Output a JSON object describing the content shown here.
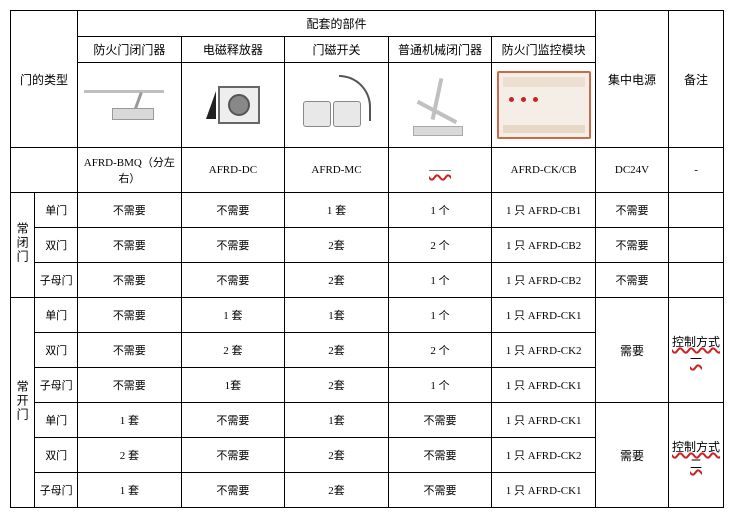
{
  "headers": {
    "door_type": "门的类型",
    "components": "配套的部件",
    "power": "集中电源",
    "remark": "备注",
    "cols": {
      "closer": "防火门闭门器",
      "em_release": "电磁释放器",
      "mag_switch": "门磁开关",
      "mech_closer": "普通机械闭门器",
      "monitor": "防火门监控模块"
    },
    "codes": {
      "closer": "AFRD-BMQ（分左右）",
      "em_release": "AFRD-DC",
      "mag_switch": "AFRD-MC",
      "mech_closer": "——",
      "monitor": "AFRD-CK/CB",
      "power": "DC24V",
      "remark": "-"
    }
  },
  "groups": [
    {
      "group_label": "常闭门",
      "rows": [
        {
          "door": "单门",
          "c1": "不需要",
          "c2": "不需要",
          "c3": "1 套",
          "c4": "1 个",
          "c5": "1 只 AFRD-CB1",
          "pw": "不需要",
          "rem": ""
        },
        {
          "door": "双门",
          "c1": "不需要",
          "c2": "不需要",
          "c3": "2套",
          "c4": "2 个",
          "c5": "1 只 AFRD-CB2",
          "pw": "不需要",
          "rem": ""
        },
        {
          "door": "子母门",
          "c1": "不需要",
          "c2": "不需要",
          "c3": "2套",
          "c4": "1 个",
          "c5": "1 只 AFRD-CB2",
          "pw": "不需要",
          "rem": ""
        }
      ]
    },
    {
      "group_label": "常开门",
      "sub1": {
        "remark": "控制方式一",
        "power": "需要",
        "rows": [
          {
            "door": "单门",
            "c1": "不需要",
            "c2": "1 套",
            "c3": "1套",
            "c4": "1 个",
            "c5": "1 只 AFRD-CK1"
          },
          {
            "door": "双门",
            "c1": "不需要",
            "c2": "2 套",
            "c3": "2套",
            "c4": "2 个",
            "c5": "1 只 AFRD-CK2"
          },
          {
            "door": "子母门",
            "c1": "不需要",
            "c2": "1套",
            "c3": "2套",
            "c4": "1 个",
            "c5": "1 只 AFRD-CK1"
          }
        ]
      },
      "sub2": {
        "remark": "控制方式二",
        "power": "需要",
        "rows": [
          {
            "door": "单门",
            "c1": "1 套",
            "c2": "不需要",
            "c3": "1套",
            "c4": "不需要",
            "c5": "1 只 AFRD-CK1"
          },
          {
            "door": "双门",
            "c1": "2 套",
            "c2": "不需要",
            "c3": "2套",
            "c4": "不需要",
            "c5": "1 只 AFRD-CK2"
          },
          {
            "door": "子母门",
            "c1": "1 套",
            "c2": "不需要",
            "c3": "2套",
            "c4": "不需要",
            "c5": "1 只 AFRD-CK1"
          }
        ]
      }
    }
  ]
}
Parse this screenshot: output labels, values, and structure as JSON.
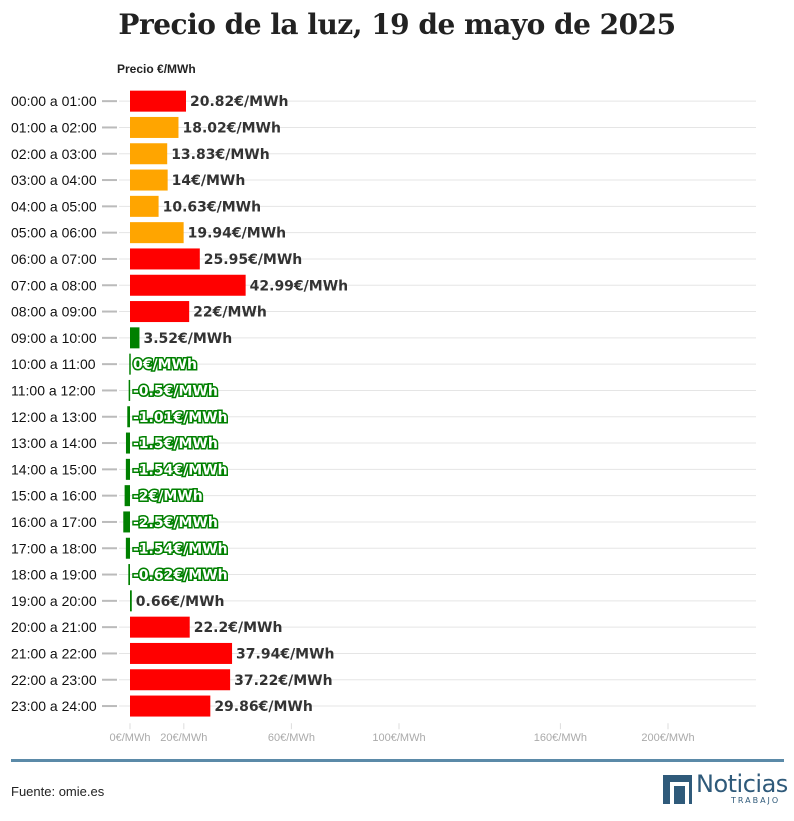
{
  "title": "Precio de la luz, 19 de mayo de 2025",
  "source": "Fuente: omie.es",
  "logo": {
    "word": "Noticias",
    "sub": "TRABAJO",
    "icon": "noticias-trabajo-logo-icon"
  },
  "colors": {
    "red": "#ff0000",
    "orange": "#ffa500",
    "green": "#008000",
    "grid": "#e5e5e5",
    "brand": "#2f5a7a"
  },
  "chart_data": {
    "type": "bar",
    "orientation": "horizontal",
    "value_axis_label": "Precio €/MWh",
    "xlim": [
      0,
      210
    ],
    "grid": true,
    "ticks": [
      {
        "value": 0,
        "label": "0€/MWh"
      },
      {
        "value": 20,
        "label": "20€/MWh"
      },
      {
        "value": 60,
        "label": "60€/MWh"
      },
      {
        "value": 100,
        "label": "100€/MWh"
      },
      {
        "value": 160,
        "label": "160€/MWh"
      },
      {
        "value": 200,
        "label": "200€/MWh"
      }
    ],
    "bars": [
      {
        "category": "00:00 a 01:00",
        "value": 20.82,
        "label": "20.82€/MWh",
        "color": "#ff0000"
      },
      {
        "category": "01:00 a 02:00",
        "value": 18.02,
        "label": "18.02€/MWh",
        "color": "#ffa500"
      },
      {
        "category": "02:00 a 03:00",
        "value": 13.83,
        "label": "13.83€/MWh",
        "color": "#ffa500"
      },
      {
        "category": "03:00 a 04:00",
        "value": 14,
        "label": "14€/MWh",
        "color": "#ffa500"
      },
      {
        "category": "04:00 a 05:00",
        "value": 10.63,
        "label": "10.63€/MWh",
        "color": "#ffa500"
      },
      {
        "category": "05:00 a 06:00",
        "value": 19.94,
        "label": "19.94€/MWh",
        "color": "#ffa500"
      },
      {
        "category": "06:00 a 07:00",
        "value": 25.95,
        "label": "25.95€/MWh",
        "color": "#ff0000"
      },
      {
        "category": "07:00 a 08:00",
        "value": 42.99,
        "label": "42.99€/MWh",
        "color": "#ff0000"
      },
      {
        "category": "08:00 a 09:00",
        "value": 22,
        "label": "22€/MWh",
        "color": "#ff0000"
      },
      {
        "category": "09:00 a 10:00",
        "value": 3.52,
        "label": "3.52€/MWh",
        "color": "#008000"
      },
      {
        "category": "10:00 a 11:00",
        "value": 0,
        "label": "0€/MWh",
        "color": "#008000"
      },
      {
        "category": "11:00 a 12:00",
        "value": -0.5,
        "label": "-0.5€/MWh",
        "color": "#008000"
      },
      {
        "category": "12:00 a 13:00",
        "value": -1.01,
        "label": "-1.01€/MWh",
        "color": "#008000"
      },
      {
        "category": "13:00 a 14:00",
        "value": -1.5,
        "label": "-1.5€/MWh",
        "color": "#008000"
      },
      {
        "category": "14:00 a 15:00",
        "value": -1.54,
        "label": "-1.54€/MWh",
        "color": "#008000"
      },
      {
        "category": "15:00 a 16:00",
        "value": -2,
        "label": "-2€/MWh",
        "color": "#008000"
      },
      {
        "category": "16:00 a 17:00",
        "value": -2.5,
        "label": "-2.5€/MWh",
        "color": "#008000"
      },
      {
        "category": "17:00 a 18:00",
        "value": -1.54,
        "label": "-1.54€/MWh",
        "color": "#008000"
      },
      {
        "category": "18:00 a 19:00",
        "value": -0.62,
        "label": "-0.62€/MWh",
        "color": "#008000"
      },
      {
        "category": "19:00 a 20:00",
        "value": 0.66,
        "label": "0.66€/MWh",
        "color": "#008000"
      },
      {
        "category": "20:00 a 21:00",
        "value": 22.2,
        "label": "22.2€/MWh",
        "color": "#ff0000"
      },
      {
        "category": "21:00 a 22:00",
        "value": 37.94,
        "label": "37.94€/MWh",
        "color": "#ff0000"
      },
      {
        "category": "22:00 a 23:00",
        "value": 37.22,
        "label": "37.22€/MWh",
        "color": "#ff0000"
      },
      {
        "category": "23:00 a 24:00",
        "value": 29.86,
        "label": "29.86€/MWh",
        "color": "#ff0000"
      }
    ]
  }
}
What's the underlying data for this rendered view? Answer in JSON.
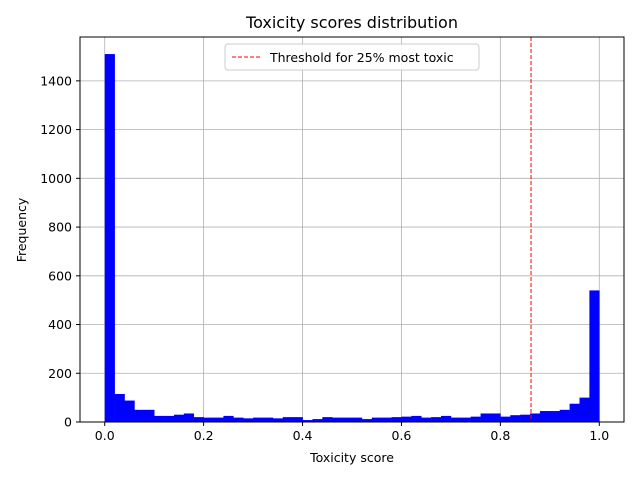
{
  "chart_data": {
    "type": "bar",
    "title": "Toxicity scores distribution",
    "xlabel": "Toxicity score",
    "ylabel": "Frequency",
    "xlim": [
      -0.05,
      1.05
    ],
    "ylim": [
      0,
      1580
    ],
    "xticks": [
      0.0,
      0.2,
      0.4,
      0.6,
      0.8,
      1.0
    ],
    "xtick_labels": [
      "0.0",
      "0.2",
      "0.4",
      "0.6",
      "0.8",
      "1.0"
    ],
    "yticks": [
      0,
      200,
      400,
      600,
      800,
      1000,
      1200,
      1400
    ],
    "ytick_labels": [
      "0",
      "200",
      "400",
      "600",
      "800",
      "1000",
      "1200",
      "1400"
    ],
    "grid": true,
    "bar_color": "#0000ff",
    "bin_width": 0.02,
    "bin_start": 0.0,
    "values": [
      1510,
      115,
      88,
      50,
      50,
      25,
      25,
      30,
      35,
      20,
      18,
      18,
      25,
      18,
      15,
      18,
      18,
      15,
      20,
      20,
      8,
      12,
      20,
      18,
      18,
      18,
      12,
      18,
      18,
      20,
      22,
      25,
      18,
      20,
      25,
      18,
      18,
      22,
      35,
      35,
      22,
      28,
      30,
      35,
      45,
      45,
      50,
      75,
      100,
      540
    ],
    "threshold": {
      "x": 0.862,
      "color": "#ff0000",
      "label": "Threshold for 25% most toxic"
    },
    "legend_position": "top-center"
  }
}
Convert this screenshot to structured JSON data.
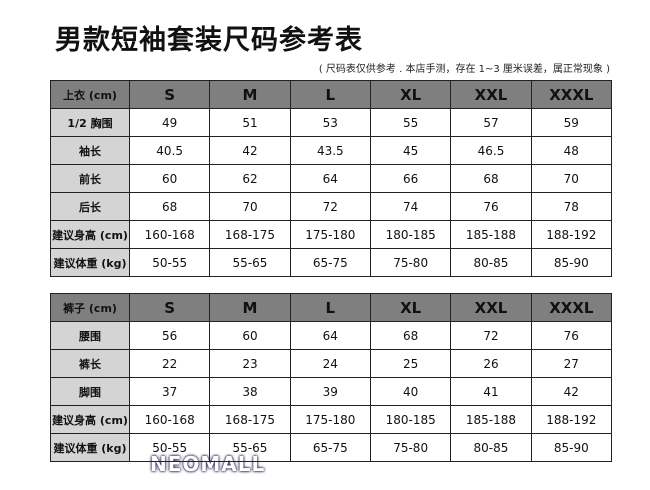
{
  "header": {
    "title": "男款短袖套装尺码参考表",
    "note": "( 尺码表仅供参考 . 本店手测，存在 1~3 厘米误差，属正常现象 )"
  },
  "tables": [
    {
      "header": [
        "上衣 (cm)",
        "S",
        "M",
        "L",
        "XL",
        "XXL",
        "XXXL"
      ],
      "rows": [
        [
          "1/2 胸围",
          "49",
          "51",
          "53",
          "55",
          "57",
          "59"
        ],
        [
          "袖长",
          "40.5",
          "42",
          "43.5",
          "45",
          "46.5",
          "48"
        ],
        [
          "前长",
          "60",
          "62",
          "64",
          "66",
          "68",
          "70"
        ],
        [
          "后长",
          "68",
          "70",
          "72",
          "74",
          "76",
          "78"
        ],
        [
          "建议身高 (cm)",
          "160-168",
          "168-175",
          "175-180",
          "180-185",
          "185-188",
          "188-192"
        ],
        [
          "建议体重 (kg)",
          "50-55",
          "55-65",
          "65-75",
          "75-80",
          "80-85",
          "85-90"
        ]
      ]
    },
    {
      "header": [
        "裤子 (cm)",
        "S",
        "M",
        "L",
        "XL",
        "XXL",
        "XXXL"
      ],
      "rows": [
        [
          "腰围",
          "56",
          "60",
          "64",
          "68",
          "72",
          "76"
        ],
        [
          "裤长",
          "22",
          "23",
          "24",
          "25",
          "26",
          "27"
        ],
        [
          "脚围",
          "37",
          "38",
          "39",
          "40",
          "41",
          "42"
        ],
        [
          "建议身高 (cm)",
          "160-168",
          "168-175",
          "175-180",
          "180-185",
          "185-188",
          "188-192"
        ],
        [
          "建议体重 (kg)",
          "50-55",
          "55-65",
          "65-75",
          "75-80",
          "80-85",
          "85-90"
        ]
      ]
    }
  ],
  "watermark": "NEOMALL"
}
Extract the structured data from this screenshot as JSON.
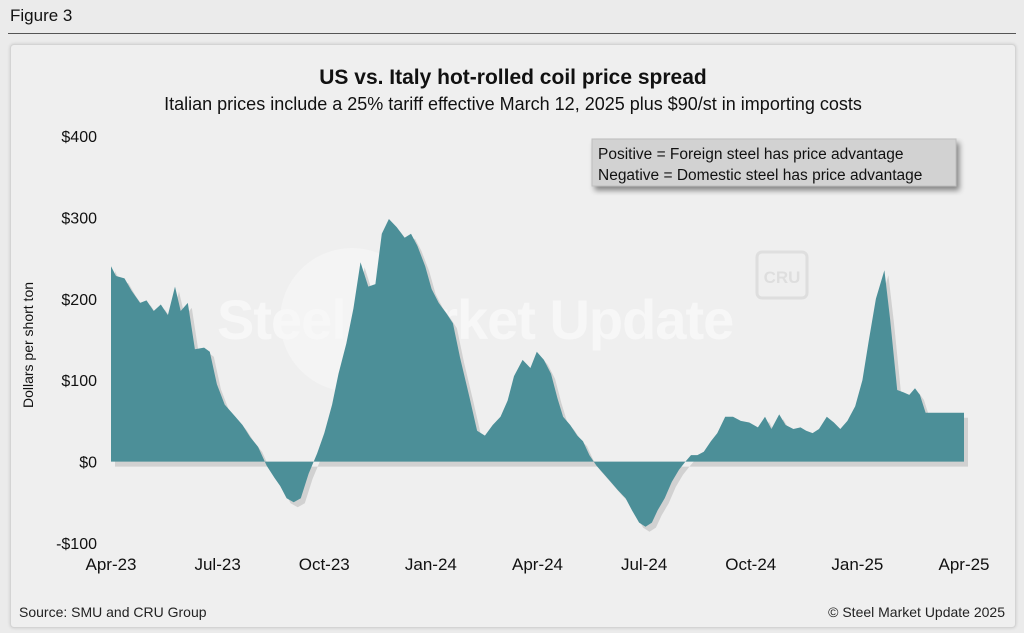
{
  "figure_label": "Figure 3",
  "source": "Source: SMU and CRU Group",
  "copyright": "© Steel Market Update 2025",
  "watermark": {
    "text": "Steel Market Update",
    "badge": "CRU"
  },
  "colors": {
    "fill": "#4c8f98",
    "shadow": "#b8b8b8",
    "text": "#111111",
    "background": "#efefef"
  },
  "chart_data": {
    "type": "area",
    "title": "US vs. Italy hot-rolled coil price spread",
    "subtitle": "Italian prices include a 25% tariff effective March 12, 2025 plus $90/st in importing costs",
    "ylabel": "Dollars per short ton",
    "xlabel": "",
    "ylim": [
      -100,
      400
    ],
    "yticks": [
      -100,
      0,
      100,
      200,
      300,
      400
    ],
    "ytick_labels": [
      "-$100",
      "$0",
      "$100",
      "$200",
      "$300",
      "$400"
    ],
    "xlim": [
      0,
      24
    ],
    "xticks": [
      0,
      3,
      6,
      9,
      12,
      15,
      18,
      21,
      24
    ],
    "xtick_labels": [
      "Apr-23",
      "Jul-23",
      "Oct-23",
      "Jan-24",
      "Apr-24",
      "Jul-24",
      "Oct-24",
      "Jan-25",
      "Apr-25"
    ],
    "annotation": [
      "Positive = Foreign steel has price advantage",
      "Negative = Domestic steel has price advantage"
    ],
    "grid": false,
    "legend": "none",
    "series": [
      {
        "x": [
          0,
          0.14,
          0.38,
          0.58,
          0.82,
          1.0,
          1.2,
          1.4,
          1.6,
          1.8,
          1.96,
          2.16,
          2.36,
          2.62,
          2.78,
          2.98,
          3.2,
          3.5,
          3.7,
          3.92,
          4.14,
          4.38,
          4.6,
          4.76,
          4.94,
          5.14,
          5.34,
          5.56,
          5.8,
          6.0,
          6.22,
          6.4,
          6.62,
          6.82,
          7.02,
          7.24,
          7.44,
          7.62,
          7.82,
          8.04,
          8.26,
          8.44,
          8.62,
          8.84,
          9.02,
          9.22,
          9.44,
          9.62,
          9.82,
          10.08,
          10.3,
          10.52,
          10.74,
          10.96,
          11.16,
          11.34,
          11.58,
          11.8,
          11.98,
          12.18,
          12.38,
          12.56,
          12.72,
          12.92,
          13.12,
          13.28,
          13.46,
          13.66,
          13.86,
          14.06,
          14.26,
          14.48,
          14.66,
          14.86,
          15.04,
          15.22,
          15.38,
          15.58,
          15.78,
          15.98,
          16.16,
          16.32,
          16.5,
          16.68,
          16.88,
          17.06,
          17.28,
          17.5,
          17.72,
          17.96,
          18.2,
          18.4,
          18.58,
          18.8,
          18.98,
          19.2,
          19.4,
          19.56,
          19.74,
          19.92,
          20.14,
          20.34,
          20.52,
          20.72,
          20.94,
          21.14,
          21.32,
          21.52,
          21.76,
          21.92,
          22.12,
          22.3,
          22.46,
          22.62,
          22.76,
          22.92,
          23.1,
          23.32,
          23.52,
          23.68,
          23.86,
          24.0
        ],
        "y": [
          240,
          228,
          225,
          210,
          195,
          198,
          185,
          193,
          180,
          215,
          185,
          195,
          138,
          140,
          135,
          95,
          70,
          55,
          45,
          30,
          18,
          -5,
          -20,
          -30,
          -45,
          -50,
          -45,
          -15,
          10,
          35,
          70,
          108,
          145,
          188,
          245,
          215,
          218,
          280,
          298,
          288,
          275,
          280,
          265,
          240,
          212,
          195,
          182,
          170,
          128,
          80,
          38,
          32,
          45,
          55,
          75,
          105,
          125,
          115,
          135,
          125,
          108,
          78,
          55,
          45,
          32,
          25,
          8,
          -5,
          -15,
          -25,
          -35,
          -45,
          -60,
          -75,
          -80,
          -75,
          -60,
          -45,
          -25,
          -10,
          0,
          8,
          8,
          12,
          25,
          35,
          55,
          55,
          50,
          48,
          42,
          55,
          40,
          58,
          45,
          40,
          42,
          38,
          35,
          40,
          55,
          48,
          40,
          50,
          68,
          100,
          148,
          200,
          235,
          175,
          88,
          85,
          82,
          90,
          82,
          60,
          60,
          60,
          60,
          60,
          60,
          60
        ]
      }
    ]
  }
}
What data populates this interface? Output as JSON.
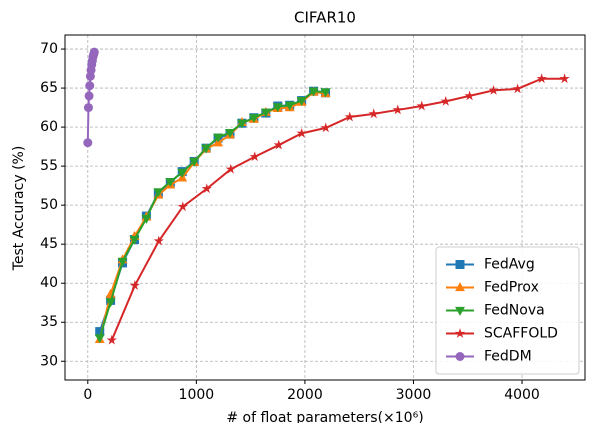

Problem to solve: Find the lines of the material that hold the word "grid" and report their count alone.

Written solution: 4